Text passage:
* * * * * * *
RAS mutant transverse colon cancer with multiple liver metastases achieving long-term disease-free survival with postoperative maintenance therapy with aflibercept + FOLFIRI and four repeated radical resections: a case report

Background

Management of patients with colorectal liver metastases (CRLMs) requires a multidisciplinary approach. For patients with progression of RAS mutant tumors, the choice of angiogenesis inhibitors can be controversial. Here, we report a patient with RAS mutant CRLMs achieving long-term disease-free survival with repeated R0 resections and perioperative treatment, especially aflibercept + FOLFIRI (5-fluorouracil, levofolinate, irinotecan), which may have prevented long-term recurrence.

Case presentation

The patient was a 37 year-old woman diagnosed with RAS mutant transverse colon cancer with 19 LMs. As the metastases were limited to the liver, we introduced systemic chemotherapy aiming at conversion surgery. After six cycles of bevacizumab + FOLFOXIRI (5-fluorouracil, levofolinate, oxaliplatin, irinotecan), we performed partial hepatectomy for all LMs, and left hemicolectomy for the primary tumor after another four cycles of bevacizumab + FOLFIRI. Three months after surgery, the patient presented with massive ovarian metastases with carcinomatous ascites. We conducted bilateral oophorectomy, and initiated aflibercept + FOLFIRI therapy considering the possibility of resistance to bevacizumab. The patient was recurrence-free for 2 years during aflibercept + FOLFIRI treatment. After its discontinuation, two distant metastases developed. Both were resectable and the patient achieved recurrence-free survival of 2 years and 3 months after the last operation (6 years since initiation of treatment), without additional chemotherapy.
* * * * * * *
Information shown:
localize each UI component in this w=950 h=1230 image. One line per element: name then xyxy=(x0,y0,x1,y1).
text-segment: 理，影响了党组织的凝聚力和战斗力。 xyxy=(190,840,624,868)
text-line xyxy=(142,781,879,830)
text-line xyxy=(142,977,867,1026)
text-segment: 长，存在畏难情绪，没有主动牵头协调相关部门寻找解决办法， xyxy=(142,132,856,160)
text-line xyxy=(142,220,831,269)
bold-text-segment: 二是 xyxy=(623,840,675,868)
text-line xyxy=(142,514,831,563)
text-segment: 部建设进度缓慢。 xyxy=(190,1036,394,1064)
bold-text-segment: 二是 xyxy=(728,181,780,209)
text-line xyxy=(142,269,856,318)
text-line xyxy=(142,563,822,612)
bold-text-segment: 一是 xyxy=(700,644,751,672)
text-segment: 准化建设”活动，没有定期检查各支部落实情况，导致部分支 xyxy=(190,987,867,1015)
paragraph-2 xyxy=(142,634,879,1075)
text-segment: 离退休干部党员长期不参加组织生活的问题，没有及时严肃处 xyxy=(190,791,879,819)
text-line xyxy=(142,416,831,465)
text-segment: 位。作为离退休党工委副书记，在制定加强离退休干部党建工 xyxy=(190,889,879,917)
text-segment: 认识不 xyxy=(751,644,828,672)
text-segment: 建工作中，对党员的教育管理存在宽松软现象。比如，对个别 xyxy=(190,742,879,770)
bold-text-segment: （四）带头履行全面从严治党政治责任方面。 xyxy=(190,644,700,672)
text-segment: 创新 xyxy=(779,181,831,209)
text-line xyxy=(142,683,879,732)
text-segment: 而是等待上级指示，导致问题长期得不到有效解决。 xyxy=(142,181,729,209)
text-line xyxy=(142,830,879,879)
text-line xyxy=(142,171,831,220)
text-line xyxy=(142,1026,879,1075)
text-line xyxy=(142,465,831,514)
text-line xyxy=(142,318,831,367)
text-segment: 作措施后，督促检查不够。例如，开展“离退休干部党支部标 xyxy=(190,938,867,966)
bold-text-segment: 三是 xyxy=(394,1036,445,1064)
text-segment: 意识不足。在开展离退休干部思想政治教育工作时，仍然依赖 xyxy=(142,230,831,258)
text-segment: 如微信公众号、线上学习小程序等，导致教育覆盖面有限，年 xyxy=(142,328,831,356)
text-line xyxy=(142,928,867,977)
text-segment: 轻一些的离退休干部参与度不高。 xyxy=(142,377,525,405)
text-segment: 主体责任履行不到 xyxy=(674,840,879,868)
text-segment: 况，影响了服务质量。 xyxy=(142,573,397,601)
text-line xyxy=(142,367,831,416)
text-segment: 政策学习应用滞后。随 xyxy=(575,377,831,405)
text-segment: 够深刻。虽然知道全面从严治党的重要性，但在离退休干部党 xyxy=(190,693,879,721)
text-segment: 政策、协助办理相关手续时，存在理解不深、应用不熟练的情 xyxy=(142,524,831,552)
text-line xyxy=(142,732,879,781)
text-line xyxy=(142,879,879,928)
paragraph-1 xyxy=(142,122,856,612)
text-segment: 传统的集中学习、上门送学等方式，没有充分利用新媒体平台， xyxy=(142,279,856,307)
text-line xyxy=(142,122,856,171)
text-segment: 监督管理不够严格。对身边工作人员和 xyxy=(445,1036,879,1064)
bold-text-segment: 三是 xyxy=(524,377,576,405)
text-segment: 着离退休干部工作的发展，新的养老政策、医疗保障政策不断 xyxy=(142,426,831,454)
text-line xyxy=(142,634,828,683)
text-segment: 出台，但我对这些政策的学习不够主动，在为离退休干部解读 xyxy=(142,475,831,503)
* * * * * * *
What to produce: Reproduce the stretch of the colon cancer case report from "Management of patients" through "prevented long-term recurrence.", substituting "antiangiogenic agents" for "angiogenesis inhibitors".

Solution below:
Management of patients with colorectal liver metastases (CRLMs) requires a multidisciplinary approach. For patients with progression of RAS mutant tumors, the choice of antiangiogenic agents can be controversial. Here, we report a patient with RAS mutant CRLMs achieving long-term disease-free survival with repeated R0 resections and perioperative treatment, especially aflibercept + FOLFIRI (5-fluorouracil, levofolinate, irinotecan), which may have prevented long-term recurrence.